-- START OF Data to process --

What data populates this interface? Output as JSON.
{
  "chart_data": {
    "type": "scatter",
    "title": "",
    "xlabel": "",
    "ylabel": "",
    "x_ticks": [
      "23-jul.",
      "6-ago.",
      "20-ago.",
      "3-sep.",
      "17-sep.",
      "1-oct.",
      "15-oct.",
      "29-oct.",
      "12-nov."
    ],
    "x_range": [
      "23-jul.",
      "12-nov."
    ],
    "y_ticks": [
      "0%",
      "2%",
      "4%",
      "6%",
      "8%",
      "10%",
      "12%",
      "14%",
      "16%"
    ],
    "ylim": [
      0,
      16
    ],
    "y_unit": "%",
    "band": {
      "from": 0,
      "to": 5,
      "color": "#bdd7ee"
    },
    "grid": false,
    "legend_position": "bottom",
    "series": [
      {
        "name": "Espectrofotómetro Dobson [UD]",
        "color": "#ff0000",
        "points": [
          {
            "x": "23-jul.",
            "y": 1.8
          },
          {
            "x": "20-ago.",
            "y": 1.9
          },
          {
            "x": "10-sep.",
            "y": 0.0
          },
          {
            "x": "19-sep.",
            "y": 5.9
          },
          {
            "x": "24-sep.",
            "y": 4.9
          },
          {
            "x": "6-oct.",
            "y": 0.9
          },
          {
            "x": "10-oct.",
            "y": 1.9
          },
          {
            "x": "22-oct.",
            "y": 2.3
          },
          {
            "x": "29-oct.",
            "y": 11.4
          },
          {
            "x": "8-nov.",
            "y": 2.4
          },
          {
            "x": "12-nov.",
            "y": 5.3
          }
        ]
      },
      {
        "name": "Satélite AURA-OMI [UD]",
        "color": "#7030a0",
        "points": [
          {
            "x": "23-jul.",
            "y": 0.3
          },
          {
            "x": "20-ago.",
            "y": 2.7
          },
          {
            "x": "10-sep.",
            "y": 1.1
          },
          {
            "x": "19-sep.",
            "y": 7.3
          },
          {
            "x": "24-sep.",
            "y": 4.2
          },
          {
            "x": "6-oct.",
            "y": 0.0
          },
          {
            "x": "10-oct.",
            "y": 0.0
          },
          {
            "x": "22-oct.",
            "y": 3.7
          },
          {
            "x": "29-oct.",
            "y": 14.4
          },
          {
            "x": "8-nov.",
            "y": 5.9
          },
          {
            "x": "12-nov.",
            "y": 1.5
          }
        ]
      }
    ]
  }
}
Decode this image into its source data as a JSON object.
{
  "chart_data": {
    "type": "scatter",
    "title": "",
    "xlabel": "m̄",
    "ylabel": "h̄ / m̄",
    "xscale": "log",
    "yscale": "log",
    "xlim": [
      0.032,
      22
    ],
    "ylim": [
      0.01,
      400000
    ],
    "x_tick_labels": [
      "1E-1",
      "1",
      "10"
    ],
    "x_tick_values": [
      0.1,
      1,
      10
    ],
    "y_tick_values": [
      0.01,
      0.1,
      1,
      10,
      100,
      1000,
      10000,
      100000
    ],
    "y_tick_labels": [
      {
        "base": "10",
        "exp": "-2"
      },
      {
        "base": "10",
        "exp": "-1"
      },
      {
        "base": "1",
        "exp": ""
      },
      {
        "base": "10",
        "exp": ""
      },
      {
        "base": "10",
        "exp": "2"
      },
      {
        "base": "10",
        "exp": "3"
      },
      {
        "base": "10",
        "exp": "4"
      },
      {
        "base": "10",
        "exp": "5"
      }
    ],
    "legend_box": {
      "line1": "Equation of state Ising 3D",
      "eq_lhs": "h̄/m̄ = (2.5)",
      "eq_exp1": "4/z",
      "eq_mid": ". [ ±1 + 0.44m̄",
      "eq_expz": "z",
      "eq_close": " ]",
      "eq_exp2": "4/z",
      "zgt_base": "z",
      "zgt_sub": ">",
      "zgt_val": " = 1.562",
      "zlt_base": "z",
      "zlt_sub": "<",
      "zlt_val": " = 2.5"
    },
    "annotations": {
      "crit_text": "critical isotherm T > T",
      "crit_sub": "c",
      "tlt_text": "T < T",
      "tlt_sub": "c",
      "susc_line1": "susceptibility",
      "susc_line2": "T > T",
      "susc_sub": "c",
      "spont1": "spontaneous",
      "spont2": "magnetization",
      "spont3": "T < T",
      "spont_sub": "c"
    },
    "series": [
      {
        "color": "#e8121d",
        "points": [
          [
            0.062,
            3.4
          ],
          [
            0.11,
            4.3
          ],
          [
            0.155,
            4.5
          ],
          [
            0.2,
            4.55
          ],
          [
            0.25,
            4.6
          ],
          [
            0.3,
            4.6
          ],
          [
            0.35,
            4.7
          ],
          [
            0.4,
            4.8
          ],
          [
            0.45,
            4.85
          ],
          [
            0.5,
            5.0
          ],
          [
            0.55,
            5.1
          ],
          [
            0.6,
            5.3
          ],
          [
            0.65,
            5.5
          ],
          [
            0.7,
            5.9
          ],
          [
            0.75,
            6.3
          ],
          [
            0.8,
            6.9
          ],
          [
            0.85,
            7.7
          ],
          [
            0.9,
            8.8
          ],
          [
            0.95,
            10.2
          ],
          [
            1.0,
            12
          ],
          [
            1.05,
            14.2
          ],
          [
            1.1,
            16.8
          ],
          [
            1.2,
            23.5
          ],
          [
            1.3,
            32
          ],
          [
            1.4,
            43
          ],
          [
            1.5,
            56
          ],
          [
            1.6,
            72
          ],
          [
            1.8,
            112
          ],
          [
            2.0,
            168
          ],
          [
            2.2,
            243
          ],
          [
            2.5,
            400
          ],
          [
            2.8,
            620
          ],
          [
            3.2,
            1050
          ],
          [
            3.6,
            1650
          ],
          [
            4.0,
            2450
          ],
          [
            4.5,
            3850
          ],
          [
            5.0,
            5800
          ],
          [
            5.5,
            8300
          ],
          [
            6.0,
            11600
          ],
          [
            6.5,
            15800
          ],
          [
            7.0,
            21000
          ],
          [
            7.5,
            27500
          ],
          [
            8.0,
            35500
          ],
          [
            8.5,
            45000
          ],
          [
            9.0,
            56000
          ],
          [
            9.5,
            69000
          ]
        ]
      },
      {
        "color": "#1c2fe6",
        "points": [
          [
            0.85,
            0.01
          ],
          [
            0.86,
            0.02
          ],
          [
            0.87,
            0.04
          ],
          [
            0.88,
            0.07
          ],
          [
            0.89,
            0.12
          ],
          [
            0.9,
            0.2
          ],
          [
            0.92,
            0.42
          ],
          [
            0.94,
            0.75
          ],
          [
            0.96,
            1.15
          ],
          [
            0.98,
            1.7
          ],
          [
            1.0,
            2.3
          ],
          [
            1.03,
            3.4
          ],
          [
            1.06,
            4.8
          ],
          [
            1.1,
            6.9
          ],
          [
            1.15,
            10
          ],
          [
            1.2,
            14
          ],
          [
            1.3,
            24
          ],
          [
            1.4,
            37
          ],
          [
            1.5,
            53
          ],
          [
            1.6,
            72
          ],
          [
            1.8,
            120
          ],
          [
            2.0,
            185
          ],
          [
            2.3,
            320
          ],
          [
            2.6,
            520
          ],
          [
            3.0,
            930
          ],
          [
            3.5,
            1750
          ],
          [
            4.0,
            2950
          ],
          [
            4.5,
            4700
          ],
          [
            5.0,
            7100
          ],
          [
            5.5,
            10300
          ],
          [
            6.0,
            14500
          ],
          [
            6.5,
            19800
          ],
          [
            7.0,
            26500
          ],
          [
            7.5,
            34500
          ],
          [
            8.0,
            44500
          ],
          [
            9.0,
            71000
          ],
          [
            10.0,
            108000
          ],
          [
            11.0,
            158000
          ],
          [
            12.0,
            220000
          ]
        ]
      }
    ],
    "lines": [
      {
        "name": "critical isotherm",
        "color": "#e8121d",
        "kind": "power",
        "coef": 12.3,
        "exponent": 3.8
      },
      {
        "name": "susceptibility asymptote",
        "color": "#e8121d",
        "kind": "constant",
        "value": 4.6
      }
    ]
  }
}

-- END OF Data to process --

- _What the task asks_
From the listing above, copy all lines holding the word "JSON".

- _Completed task_
What data populates this interface? Output as JSON.
Decode this image into its source data as a JSON object.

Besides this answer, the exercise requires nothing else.